Records that describe figures:
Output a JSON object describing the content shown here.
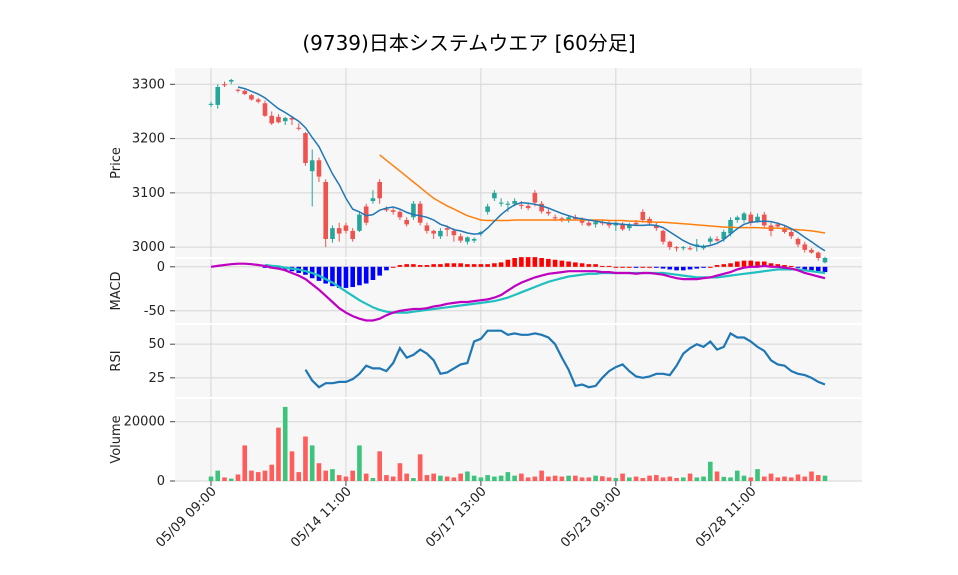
{
  "chart_data": {
    "type": "candlestick",
    "title": "(9739)日本システムウエア  [60分足]",
    "colors": {
      "up": "#26a69a",
      "down": "#ef5350",
      "ma_short": "#1f77b4",
      "ma_long": "#ff7f0e",
      "macd": "#c000c0",
      "signal": "#20c0c0",
      "hist_pos": "#ff0000",
      "hist_neg": "#0000ff",
      "rsi": "#1f77b4",
      "vol_up": "#3cc47c",
      "vol_down": "#ff5c5c"
    },
    "x_tick_labels": [
      "05/09 09:00",
      "05/14 11:00",
      "05/17 13:00",
      "05/23 09:00",
      "05/28 11:00"
    ],
    "x_tick_index": [
      0,
      20,
      40,
      60,
      80
    ],
    "panels": {
      "price": {
        "ylabel": "Price",
        "ylim": [
          2980,
          3330
        ],
        "ticks": [
          3000,
          3100,
          3200,
          3300
        ]
      },
      "macd": {
        "ylabel": "MACD",
        "ylim": [
          -65,
          10
        ],
        "ticks": [
          0,
          -50
        ]
      },
      "rsi": {
        "ylabel": "RSI",
        "ylim": [
          10,
          65
        ],
        "ticks": [
          25,
          50
        ]
      },
      "volume": {
        "ylabel": "Volume",
        "ylim": [
          0,
          28000
        ],
        "ticks": [
          0,
          20000
        ]
      }
    },
    "ohlc": [
      [
        3262,
        3268,
        3258,
        3264
      ],
      [
        3262,
        3300,
        3255,
        3295
      ],
      [
        3300,
        3305,
        3295,
        3298
      ],
      [
        3305,
        3310,
        3300,
        3308
      ],
      [
        3290,
        3292,
        3285,
        3288
      ],
      [
        3288,
        3290,
        3280,
        3282
      ],
      [
        3280,
        3282,
        3270,
        3272
      ],
      [
        3272,
        3275,
        3265,
        3268
      ],
      [
        3265,
        3270,
        3240,
        3242
      ],
      [
        3242,
        3250,
        3225,
        3228
      ],
      [
        3240,
        3245,
        3228,
        3230
      ],
      [
        3232,
        3240,
        3225,
        3238
      ],
      [
        3238,
        3242,
        3225,
        3235
      ],
      [
        3220,
        3228,
        3215,
        3218
      ],
      [
        3210,
        3212,
        3150,
        3155
      ],
      [
        3140,
        3180,
        3075,
        3160
      ],
      [
        3160,
        3165,
        3120,
        3130
      ],
      [
        3120,
        3125,
        3000,
        3015
      ],
      [
        3015,
        3040,
        3008,
        3035
      ],
      [
        3035,
        3045,
        3010,
        3025
      ],
      [
        3040,
        3045,
        3025,
        3030
      ],
      [
        3030,
        3035,
        3010,
        3015
      ],
      [
        3030,
        3065,
        3028,
        3060
      ],
      [
        3075,
        3080,
        3040,
        3045
      ],
      [
        3085,
        3105,
        3080,
        3090
      ],
      [
        3120,
        3125,
        3080,
        3090
      ],
      [
        3070,
        3075,
        3065,
        3068
      ],
      [
        3068,
        3072,
        3060,
        3065
      ],
      [
        3065,
        3068,
        3050,
        3055
      ],
      [
        3050,
        3055,
        3038,
        3042
      ],
      [
        3055,
        3085,
        3050,
        3080
      ],
      [
        3080,
        3085,
        3040,
        3045
      ],
      [
        3040,
        3045,
        3025,
        3030
      ],
      [
        3030,
        3032,
        3015,
        3025
      ],
      [
        3020,
        3035,
        3015,
        3030
      ],
      [
        3035,
        3040,
        3020,
        3032
      ],
      [
        3030,
        3035,
        3010,
        3022
      ],
      [
        3020,
        3025,
        3008,
        3012
      ],
      [
        3010,
        3020,
        3005,
        3018
      ],
      [
        3012,
        3018,
        3008,
        3015
      ],
      [
        3025,
        3030,
        3020,
        3028
      ],
      [
        3065,
        3080,
        3060,
        3075
      ],
      [
        3090,
        3105,
        3085,
        3100
      ],
      [
        3080,
        3090,
        3075,
        3082
      ],
      [
        3078,
        3085,
        3065,
        3080
      ],
      [
        3080,
        3090,
        3075,
        3085
      ],
      [
        3078,
        3085,
        3070,
        3076
      ],
      [
        3076,
        3080,
        3068,
        3072
      ],
      [
        3100,
        3105,
        3075,
        3082
      ],
      [
        3080,
        3085,
        3062,
        3066
      ],
      [
        3065,
        3070,
        3058,
        3062
      ],
      [
        3055,
        3060,
        3048,
        3053
      ],
      [
        3053,
        3056,
        3046,
        3050
      ],
      [
        3050,
        3058,
        3045,
        3055
      ],
      [
        3055,
        3060,
        3050,
        3052
      ],
      [
        3052,
        3055,
        3040,
        3045
      ],
      [
        3045,
        3050,
        3038,
        3040
      ],
      [
        3042,
        3048,
        3036,
        3046
      ],
      [
        3046,
        3050,
        3040,
        3044
      ],
      [
        3044,
        3048,
        3035,
        3040
      ],
      [
        3040,
        3048,
        3030,
        3045
      ],
      [
        3042,
        3046,
        3030,
        3033
      ],
      [
        3035,
        3045,
        3030,
        3041
      ],
      [
        3045,
        3050,
        3040,
        3042
      ],
      [
        3065,
        3070,
        3045,
        3050
      ],
      [
        3052,
        3056,
        3040,
        3044
      ],
      [
        3040,
        3045,
        3030,
        3035
      ],
      [
        3030,
        3032,
        3005,
        3010
      ],
      [
        3010,
        3012,
        2995,
        3000
      ],
      [
        3000,
        3002,
        2992,
        2998
      ],
      [
        2998,
        3002,
        2994,
        3000
      ],
      [
        2998,
        3002,
        2994,
        2996
      ],
      [
        3005,
        3015,
        2992,
        3005
      ],
      [
        2998,
        3005,
        2995,
        3002
      ],
      [
        3010,
        3020,
        3005,
        3016
      ],
      [
        3015,
        3020,
        3010,
        3012
      ],
      [
        3015,
        3032,
        3010,
        3028
      ],
      [
        3025,
        3055,
        3020,
        3050
      ],
      [
        3050,
        3058,
        3045,
        3055
      ],
      [
        3050,
        3065,
        3045,
        3062
      ],
      [
        3060,
        3065,
        3040,
        3045
      ],
      [
        3048,
        3062,
        3045,
        3056
      ],
      [
        3060,
        3065,
        3035,
        3040
      ],
      [
        3040,
        3045,
        3020,
        3030
      ],
      [
        3042,
        3046,
        3035,
        3038
      ],
      [
        3036,
        3040,
        3025,
        3028
      ],
      [
        3028,
        3032,
        3015,
        3020
      ],
      [
        3015,
        3018,
        3000,
        3005
      ],
      [
        3005,
        3010,
        2990,
        2995
      ],
      [
        2995,
        2998,
        2988,
        2990
      ],
      [
        2990,
        2992,
        2975,
        2980
      ],
      [
        2972,
        2982,
        2970,
        2980
      ]
    ],
    "ma_short": [
      null,
      null,
      null,
      null,
      3295,
      3292,
      3287,
      3282,
      3275,
      3265,
      3255,
      3248,
      3240,
      3232,
      3220,
      3202,
      3185,
      3160,
      3135,
      3115,
      3090,
      3070,
      3065,
      3058,
      3060,
      3068,
      3072,
      3074,
      3070,
      3064,
      3060,
      3058,
      3055,
      3050,
      3042,
      3038,
      3032,
      3030,
      3026,
      3024,
      3025,
      3035,
      3048,
      3060,
      3070,
      3078,
      3082,
      3081,
      3079,
      3076,
      3072,
      3067,
      3062,
      3058,
      3054,
      3052,
      3050,
      3048,
      3046,
      3044,
      3043,
      3042,
      3041,
      3040,
      3040,
      3041,
      3040,
      3036,
      3028,
      3020,
      3012,
      3006,
      3002,
      3001,
      3003,
      3007,
      3014,
      3024,
      3034,
      3042,
      3046,
      3047,
      3048,
      3047,
      3044,
      3040,
      3034,
      3027,
      3018,
      3010,
      3001,
      2993
    ],
    "ma_long": [
      null,
      null,
      null,
      null,
      null,
      null,
      null,
      null,
      null,
      null,
      null,
      null,
      null,
      null,
      null,
      null,
      null,
      null,
      null,
      null,
      null,
      null,
      null,
      null,
      null,
      3170,
      3160,
      3150,
      3140,
      3130,
      3120,
      3110,
      3100,
      3090,
      3083,
      3076,
      3070,
      3064,
      3058,
      3054,
      3050,
      3049,
      3049,
      3049,
      3049,
      3050,
      3050,
      3050,
      3050,
      3050,
      3050,
      3050,
      3050,
      3050,
      3050,
      3050,
      3050,
      3050,
      3050,
      3049,
      3049,
      3049,
      3048,
      3048,
      3047,
      3047,
      3046,
      3046,
      3045,
      3044,
      3043,
      3042,
      3041,
      3040,
      3039,
      3038,
      3037,
      3037,
      3036,
      3036,
      3036,
      3036,
      3035,
      3035,
      3035,
      3034,
      3033,
      3032,
      3031,
      3030,
      3028,
      3026
    ],
    "macd": [
      0,
      1,
      2,
      3,
      3.5,
      3.5,
      3,
      2,
      1,
      -1,
      -2,
      -4,
      -7,
      -10,
      -14,
      -20,
      -26,
      -33,
      -40,
      -47,
      -52,
      -56,
      -59,
      -61,
      -61,
      -59,
      -55,
      -52,
      -50,
      -49,
      -48,
      -48,
      -47,
      -45,
      -44,
      -42,
      -41,
      -40,
      -40,
      -39,
      -38,
      -37,
      -35,
      -32,
      -27,
      -22,
      -18,
      -15,
      -12,
      -10,
      -8,
      -7,
      -6,
      -5,
      -5,
      -5,
      -5,
      -5,
      -6,
      -6,
      -7,
      -7,
      -7,
      -8,
      -7,
      -7,
      -8,
      -9,
      -11,
      -13,
      -14,
      -14,
      -14,
      -13,
      -12,
      -10,
      -8,
      -6,
      -3,
      -1,
      0,
      0,
      1,
      0,
      0,
      -1,
      -2,
      -4,
      -7,
      -9,
      -11,
      -13
    ],
    "signal": [
      null,
      null,
      null,
      null,
      null,
      null,
      null,
      null,
      2,
      1,
      0.5,
      -1,
      -2,
      -3,
      -5,
      -7,
      -10,
      -14,
      -18,
      -23,
      -28,
      -33,
      -38,
      -42,
      -46,
      -49,
      -51,
      -52,
      -52,
      -52,
      -51,
      -50,
      -49,
      -48,
      -47,
      -46,
      -45,
      -44,
      -43,
      -42,
      -41,
      -40,
      -39,
      -37,
      -35,
      -32,
      -29,
      -26,
      -23,
      -20,
      -17,
      -15,
      -13,
      -11,
      -10,
      -9,
      -8,
      -8,
      -7,
      -7,
      -7,
      -7,
      -7,
      -7,
      -7,
      -7,
      -7,
      -7,
      -8,
      -9,
      -10,
      -11,
      -12,
      -12,
      -12,
      -12,
      -11,
      -10,
      -9,
      -8,
      -7,
      -6,
      -5,
      -4,
      -3,
      -3,
      -3,
      -3,
      -4,
      -5,
      -6,
      -7
    ],
    "rsi": [
      null,
      null,
      null,
      null,
      null,
      null,
      null,
      null,
      null,
      null,
      null,
      null,
      null,
      null,
      31,
      23,
      18,
      21,
      21,
      22,
      22,
      24,
      28,
      34,
      32,
      32,
      30,
      36,
      47,
      40,
      42,
      46,
      43,
      38,
      28,
      29,
      32,
      35,
      36,
      52,
      54,
      60,
      60,
      60,
      57,
      58,
      57,
      57,
      58,
      57,
      55,
      50,
      40,
      31,
      19,
      20,
      18,
      19,
      25,
      30,
      33,
      35,
      30,
      26,
      25,
      26,
      28,
      28,
      27,
      34,
      43,
      47,
      50,
      48,
      52,
      46,
      48,
      58,
      55,
      55,
      52,
      48,
      45,
      38,
      35,
      34,
      30,
      28,
      27,
      25,
      22,
      20
    ],
    "volume": [
      1500,
      3500,
      1200,
      800,
      2200,
      12000,
      3500,
      3000,
      3500,
      5500,
      18000,
      25000,
      10000,
      3000,
      15000,
      12000,
      6000,
      3500,
      4000,
      2000,
      1500,
      3500,
      12000,
      2500,
      1000,
      10000,
      2000,
      1500,
      6000,
      2500,
      1000,
      9000,
      2000,
      2500,
      1800,
      1500,
      1200,
      2500,
      3200,
      1800,
      1200,
      2000,
      1500,
      1800,
      3000,
      1800,
      2500,
      1200,
      1500,
      3500,
      1500,
      1800,
      1500,
      1800,
      1800,
      1200,
      1200,
      1800,
      1600,
      1200,
      1000,
      2500,
      1200,
      1500,
      1000,
      1800,
      2000,
      1200,
      1500,
      1000,
      1200,
      2500,
      1200,
      1500,
      6500,
      3200,
      1400,
      1200,
      3500,
      1800,
      1200,
      4000,
      1500,
      2500,
      1200,
      1500,
      1200,
      2200,
      1500,
      3200,
      2000,
      1800
    ]
  }
}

▶ _TASK REQUIREMENTS_
From the records above, pull out every line containing the word "ylabel".

▶ _REPLY TO THE TASK_
        "ylabel": "Price",
        "ylabel": "MACD",
        "ylabel": "RSI",
        "ylabel": "Volume",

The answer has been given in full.